[Dataset rows]
## Begin
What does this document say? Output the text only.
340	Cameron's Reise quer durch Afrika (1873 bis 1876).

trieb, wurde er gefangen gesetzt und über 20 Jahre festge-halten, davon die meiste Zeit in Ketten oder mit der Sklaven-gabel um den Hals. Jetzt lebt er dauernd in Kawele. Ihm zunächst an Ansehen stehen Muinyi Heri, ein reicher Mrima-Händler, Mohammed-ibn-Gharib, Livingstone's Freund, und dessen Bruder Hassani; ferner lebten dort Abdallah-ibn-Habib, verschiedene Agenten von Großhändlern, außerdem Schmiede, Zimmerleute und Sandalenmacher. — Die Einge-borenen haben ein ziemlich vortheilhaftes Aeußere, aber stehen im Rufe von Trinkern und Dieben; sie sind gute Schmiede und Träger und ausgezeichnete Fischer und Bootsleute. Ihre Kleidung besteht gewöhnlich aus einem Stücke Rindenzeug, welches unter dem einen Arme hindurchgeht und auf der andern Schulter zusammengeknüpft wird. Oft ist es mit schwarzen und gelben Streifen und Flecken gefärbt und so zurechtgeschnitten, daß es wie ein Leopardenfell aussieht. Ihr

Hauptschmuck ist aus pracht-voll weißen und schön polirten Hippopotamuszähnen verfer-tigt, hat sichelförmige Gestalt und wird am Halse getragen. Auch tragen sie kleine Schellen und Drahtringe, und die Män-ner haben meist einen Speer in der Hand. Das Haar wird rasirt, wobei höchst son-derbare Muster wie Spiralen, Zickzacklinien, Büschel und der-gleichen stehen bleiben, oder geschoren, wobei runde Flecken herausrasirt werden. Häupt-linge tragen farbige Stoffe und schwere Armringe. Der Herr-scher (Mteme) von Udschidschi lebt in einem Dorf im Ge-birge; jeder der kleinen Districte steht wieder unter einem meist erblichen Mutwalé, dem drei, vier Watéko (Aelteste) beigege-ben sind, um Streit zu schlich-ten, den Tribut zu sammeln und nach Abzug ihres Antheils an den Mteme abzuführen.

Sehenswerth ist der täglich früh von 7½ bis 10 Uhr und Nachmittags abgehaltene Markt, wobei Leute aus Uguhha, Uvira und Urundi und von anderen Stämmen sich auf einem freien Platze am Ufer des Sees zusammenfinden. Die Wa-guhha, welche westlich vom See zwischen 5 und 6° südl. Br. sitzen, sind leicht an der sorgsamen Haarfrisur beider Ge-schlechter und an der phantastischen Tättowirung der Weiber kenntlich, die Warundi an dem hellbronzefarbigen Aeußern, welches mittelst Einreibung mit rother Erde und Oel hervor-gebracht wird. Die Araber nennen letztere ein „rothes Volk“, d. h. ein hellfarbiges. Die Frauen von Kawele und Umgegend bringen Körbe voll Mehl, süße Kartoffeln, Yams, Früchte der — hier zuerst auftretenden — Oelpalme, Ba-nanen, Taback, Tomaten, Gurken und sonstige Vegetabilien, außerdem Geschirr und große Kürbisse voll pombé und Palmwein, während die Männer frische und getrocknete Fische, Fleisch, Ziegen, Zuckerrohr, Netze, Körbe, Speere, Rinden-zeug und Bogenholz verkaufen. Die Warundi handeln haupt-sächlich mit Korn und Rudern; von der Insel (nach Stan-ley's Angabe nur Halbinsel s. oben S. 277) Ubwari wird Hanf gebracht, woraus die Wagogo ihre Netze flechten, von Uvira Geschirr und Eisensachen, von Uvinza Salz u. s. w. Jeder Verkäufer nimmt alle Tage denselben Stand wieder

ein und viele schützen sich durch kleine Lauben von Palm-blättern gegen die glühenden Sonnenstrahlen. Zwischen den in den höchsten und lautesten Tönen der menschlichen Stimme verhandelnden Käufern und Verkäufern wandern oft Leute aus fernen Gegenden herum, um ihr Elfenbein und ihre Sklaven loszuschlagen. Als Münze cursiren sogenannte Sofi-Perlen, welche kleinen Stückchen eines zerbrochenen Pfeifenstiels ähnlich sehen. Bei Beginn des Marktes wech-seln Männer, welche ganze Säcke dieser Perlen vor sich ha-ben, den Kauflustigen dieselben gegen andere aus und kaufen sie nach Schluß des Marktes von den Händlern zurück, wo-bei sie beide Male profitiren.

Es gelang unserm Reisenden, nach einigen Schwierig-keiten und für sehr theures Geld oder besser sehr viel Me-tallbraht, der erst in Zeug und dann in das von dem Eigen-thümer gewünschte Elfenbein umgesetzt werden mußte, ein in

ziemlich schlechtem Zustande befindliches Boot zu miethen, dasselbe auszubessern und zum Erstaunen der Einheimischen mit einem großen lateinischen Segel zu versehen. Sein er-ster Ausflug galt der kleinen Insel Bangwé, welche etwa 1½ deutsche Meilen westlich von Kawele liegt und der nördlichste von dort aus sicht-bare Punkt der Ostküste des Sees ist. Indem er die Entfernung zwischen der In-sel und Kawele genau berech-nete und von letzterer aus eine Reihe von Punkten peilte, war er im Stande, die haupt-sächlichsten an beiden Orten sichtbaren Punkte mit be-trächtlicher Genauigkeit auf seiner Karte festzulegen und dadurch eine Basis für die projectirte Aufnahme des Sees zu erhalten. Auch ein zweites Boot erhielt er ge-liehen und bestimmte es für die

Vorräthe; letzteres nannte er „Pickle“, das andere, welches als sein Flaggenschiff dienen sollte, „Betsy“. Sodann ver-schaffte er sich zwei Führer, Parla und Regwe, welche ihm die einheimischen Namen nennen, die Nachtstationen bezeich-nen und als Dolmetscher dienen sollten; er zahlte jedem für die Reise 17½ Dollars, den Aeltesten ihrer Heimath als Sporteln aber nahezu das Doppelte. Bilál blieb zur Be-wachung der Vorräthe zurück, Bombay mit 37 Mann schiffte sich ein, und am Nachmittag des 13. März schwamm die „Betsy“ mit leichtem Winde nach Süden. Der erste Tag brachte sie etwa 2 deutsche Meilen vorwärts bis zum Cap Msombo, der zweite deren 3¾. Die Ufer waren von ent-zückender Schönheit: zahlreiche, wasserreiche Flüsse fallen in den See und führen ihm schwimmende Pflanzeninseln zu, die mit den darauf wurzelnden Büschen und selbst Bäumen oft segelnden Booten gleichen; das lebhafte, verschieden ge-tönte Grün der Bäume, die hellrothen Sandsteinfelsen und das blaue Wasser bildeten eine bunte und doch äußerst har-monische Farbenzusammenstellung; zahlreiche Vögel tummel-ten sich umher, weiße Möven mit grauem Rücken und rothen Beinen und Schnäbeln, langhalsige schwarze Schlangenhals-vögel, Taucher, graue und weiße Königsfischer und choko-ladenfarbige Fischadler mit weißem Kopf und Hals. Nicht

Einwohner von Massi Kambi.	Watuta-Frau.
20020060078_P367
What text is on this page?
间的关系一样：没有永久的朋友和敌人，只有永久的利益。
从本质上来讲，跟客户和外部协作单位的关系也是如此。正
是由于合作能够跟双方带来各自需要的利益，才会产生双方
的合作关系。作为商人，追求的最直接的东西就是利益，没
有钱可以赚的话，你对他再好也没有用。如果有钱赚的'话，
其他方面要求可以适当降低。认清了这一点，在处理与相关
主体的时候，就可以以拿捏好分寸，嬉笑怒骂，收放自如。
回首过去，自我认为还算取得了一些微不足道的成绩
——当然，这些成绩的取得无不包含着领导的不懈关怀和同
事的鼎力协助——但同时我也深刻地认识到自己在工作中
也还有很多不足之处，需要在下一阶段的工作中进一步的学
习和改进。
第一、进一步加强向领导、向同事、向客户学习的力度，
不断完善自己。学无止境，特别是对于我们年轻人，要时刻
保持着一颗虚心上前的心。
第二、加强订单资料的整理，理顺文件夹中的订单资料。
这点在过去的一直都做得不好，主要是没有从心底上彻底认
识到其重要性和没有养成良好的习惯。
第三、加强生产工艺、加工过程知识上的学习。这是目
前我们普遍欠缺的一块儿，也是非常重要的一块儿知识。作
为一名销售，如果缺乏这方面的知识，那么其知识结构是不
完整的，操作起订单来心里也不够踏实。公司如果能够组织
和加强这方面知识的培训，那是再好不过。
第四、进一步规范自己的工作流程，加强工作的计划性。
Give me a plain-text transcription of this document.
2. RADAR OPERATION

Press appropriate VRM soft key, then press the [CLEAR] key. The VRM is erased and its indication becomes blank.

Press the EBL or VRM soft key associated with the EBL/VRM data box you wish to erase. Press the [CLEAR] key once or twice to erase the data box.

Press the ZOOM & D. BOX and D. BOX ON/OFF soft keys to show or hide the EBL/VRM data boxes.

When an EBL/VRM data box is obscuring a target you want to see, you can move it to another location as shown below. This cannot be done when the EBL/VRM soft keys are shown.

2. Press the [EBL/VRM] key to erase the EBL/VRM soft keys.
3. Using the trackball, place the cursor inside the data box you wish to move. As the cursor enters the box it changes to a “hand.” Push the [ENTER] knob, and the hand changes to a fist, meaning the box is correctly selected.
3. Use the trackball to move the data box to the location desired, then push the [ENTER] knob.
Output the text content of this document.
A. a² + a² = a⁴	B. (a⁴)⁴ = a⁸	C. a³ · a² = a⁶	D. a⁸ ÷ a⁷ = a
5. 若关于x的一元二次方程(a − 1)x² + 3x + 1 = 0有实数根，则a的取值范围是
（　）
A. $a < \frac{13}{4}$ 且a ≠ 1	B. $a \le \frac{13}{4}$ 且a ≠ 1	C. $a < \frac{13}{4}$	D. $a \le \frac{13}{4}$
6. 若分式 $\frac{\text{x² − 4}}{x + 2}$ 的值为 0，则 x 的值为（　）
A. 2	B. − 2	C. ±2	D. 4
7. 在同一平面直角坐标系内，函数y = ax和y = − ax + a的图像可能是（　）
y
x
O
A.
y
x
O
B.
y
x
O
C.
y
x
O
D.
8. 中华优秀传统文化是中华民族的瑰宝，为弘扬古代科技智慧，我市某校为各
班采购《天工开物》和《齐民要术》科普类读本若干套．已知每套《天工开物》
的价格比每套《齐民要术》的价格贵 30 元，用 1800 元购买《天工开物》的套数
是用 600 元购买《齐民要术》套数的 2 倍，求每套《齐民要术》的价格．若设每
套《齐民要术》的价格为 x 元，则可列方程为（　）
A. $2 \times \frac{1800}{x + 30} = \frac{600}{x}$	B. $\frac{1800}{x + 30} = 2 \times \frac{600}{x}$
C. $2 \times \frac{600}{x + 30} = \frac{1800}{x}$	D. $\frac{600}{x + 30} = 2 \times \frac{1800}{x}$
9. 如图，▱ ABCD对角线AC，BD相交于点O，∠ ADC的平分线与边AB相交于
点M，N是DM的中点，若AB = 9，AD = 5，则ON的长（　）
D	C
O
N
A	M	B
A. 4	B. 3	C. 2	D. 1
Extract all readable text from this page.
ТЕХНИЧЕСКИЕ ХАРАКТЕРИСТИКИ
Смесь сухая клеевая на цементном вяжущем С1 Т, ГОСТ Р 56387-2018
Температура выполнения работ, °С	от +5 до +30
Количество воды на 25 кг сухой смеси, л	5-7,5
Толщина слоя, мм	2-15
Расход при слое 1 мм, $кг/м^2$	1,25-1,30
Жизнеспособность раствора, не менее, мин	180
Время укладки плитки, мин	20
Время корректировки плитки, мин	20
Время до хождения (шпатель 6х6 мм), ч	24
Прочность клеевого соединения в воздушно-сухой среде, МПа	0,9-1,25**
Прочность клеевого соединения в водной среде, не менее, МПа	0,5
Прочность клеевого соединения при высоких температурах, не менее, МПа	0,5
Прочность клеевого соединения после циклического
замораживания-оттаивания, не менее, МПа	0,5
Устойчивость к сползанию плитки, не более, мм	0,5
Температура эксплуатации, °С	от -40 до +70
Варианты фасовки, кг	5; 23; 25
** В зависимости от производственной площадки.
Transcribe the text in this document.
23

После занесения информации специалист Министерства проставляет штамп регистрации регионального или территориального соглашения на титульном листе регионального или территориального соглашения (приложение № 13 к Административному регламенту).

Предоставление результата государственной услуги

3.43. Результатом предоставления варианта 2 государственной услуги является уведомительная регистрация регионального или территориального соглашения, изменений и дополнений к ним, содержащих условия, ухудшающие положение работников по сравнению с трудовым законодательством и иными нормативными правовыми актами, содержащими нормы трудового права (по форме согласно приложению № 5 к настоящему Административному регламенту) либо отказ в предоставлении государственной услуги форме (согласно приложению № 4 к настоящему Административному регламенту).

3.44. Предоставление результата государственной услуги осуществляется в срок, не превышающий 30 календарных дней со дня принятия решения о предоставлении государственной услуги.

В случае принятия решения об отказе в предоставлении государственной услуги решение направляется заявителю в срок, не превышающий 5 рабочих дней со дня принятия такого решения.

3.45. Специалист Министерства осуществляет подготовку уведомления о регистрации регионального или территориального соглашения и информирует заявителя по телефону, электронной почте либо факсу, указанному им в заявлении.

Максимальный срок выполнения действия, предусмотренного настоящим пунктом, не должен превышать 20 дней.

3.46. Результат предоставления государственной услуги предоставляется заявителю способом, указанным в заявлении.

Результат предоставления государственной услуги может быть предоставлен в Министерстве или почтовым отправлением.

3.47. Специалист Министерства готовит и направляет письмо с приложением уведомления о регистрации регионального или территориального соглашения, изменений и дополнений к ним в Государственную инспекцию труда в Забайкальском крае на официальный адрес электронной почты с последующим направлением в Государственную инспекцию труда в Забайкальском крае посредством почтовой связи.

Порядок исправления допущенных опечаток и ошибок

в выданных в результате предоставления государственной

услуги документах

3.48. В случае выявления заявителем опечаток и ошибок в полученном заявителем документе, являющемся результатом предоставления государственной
## End
Instruction =
Check every line of the records above for the string "заявителю" and say how many contain it, giving the number alone.

Solution to this exercise =
2